(Records that describe figures)
——

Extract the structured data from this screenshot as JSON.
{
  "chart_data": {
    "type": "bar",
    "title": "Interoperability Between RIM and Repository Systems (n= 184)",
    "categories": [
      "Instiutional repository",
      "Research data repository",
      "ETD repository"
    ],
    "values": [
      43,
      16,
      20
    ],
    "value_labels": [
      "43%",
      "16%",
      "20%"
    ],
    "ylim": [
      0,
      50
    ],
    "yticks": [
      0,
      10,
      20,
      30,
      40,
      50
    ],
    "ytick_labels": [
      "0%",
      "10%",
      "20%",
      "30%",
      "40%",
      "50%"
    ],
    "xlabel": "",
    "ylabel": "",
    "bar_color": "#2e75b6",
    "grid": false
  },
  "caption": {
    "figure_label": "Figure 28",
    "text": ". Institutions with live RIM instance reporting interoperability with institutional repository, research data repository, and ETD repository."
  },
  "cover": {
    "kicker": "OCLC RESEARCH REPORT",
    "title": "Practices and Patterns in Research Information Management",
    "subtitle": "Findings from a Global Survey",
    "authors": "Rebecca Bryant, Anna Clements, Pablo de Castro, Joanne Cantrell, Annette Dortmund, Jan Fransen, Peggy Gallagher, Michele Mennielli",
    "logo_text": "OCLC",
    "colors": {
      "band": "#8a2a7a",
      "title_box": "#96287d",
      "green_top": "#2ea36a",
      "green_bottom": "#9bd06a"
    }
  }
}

——

• [The task]:
Repeat the data verbatim.

• [Answer for the task]:
Extract the structured data from this screenshot as JSON.
{
  "chart_data": {
    "type": "bar",
    "title": "Interoperability Between RIM and Repository Systems (n= 184)",
    "categories": [
      "Instiutional repository",
      "Research data repository",
      "ETD repository"
    ],
    "values": [
      43,
      16,
      20
    ],
    "value_labels": [
      "43%",
      "16%",
      "20%"
    ],
    "ylim": [
      0,
      50
    ],
    "yticks": [
      0,
      10,
      20,
      30,
      40,
      50
    ],
    "ytick_labels": [
      "0%",
      "10%",
      "20%",
      "30%",
      "40%",
      "50%"
    ],
    "xlabel": "",
    "ylabel": "",
    "bar_color": "#2e75b6",
    "grid": false
  },
  "caption": {
    "figure_label": "Figure 28",
    "text": ". Institutions with live RIM instance reporting interoperability with institutional repository, research data repository, and ETD repository."
  },
  "cover": {
    "kicker": "OCLC RESEARCH REPORT",
    "title": "Practices and Patterns in Research Information Management",
    "subtitle": "Findings from a Global Survey",
    "authors": "Rebecca Bryant, Anna Clements, Pablo de Castro, Joanne Cantrell, Annette Dortmund, Jan Fransen, Peggy Gallagher, Michele Mennielli",
    "logo_text": "OCLC",
    "colors": {
      "band": "#8a2a7a",
      "title_box": "#96287d",
      "green_top": "#2ea36a",
      "green_bottom": "#9bd06a"
    }
  }
}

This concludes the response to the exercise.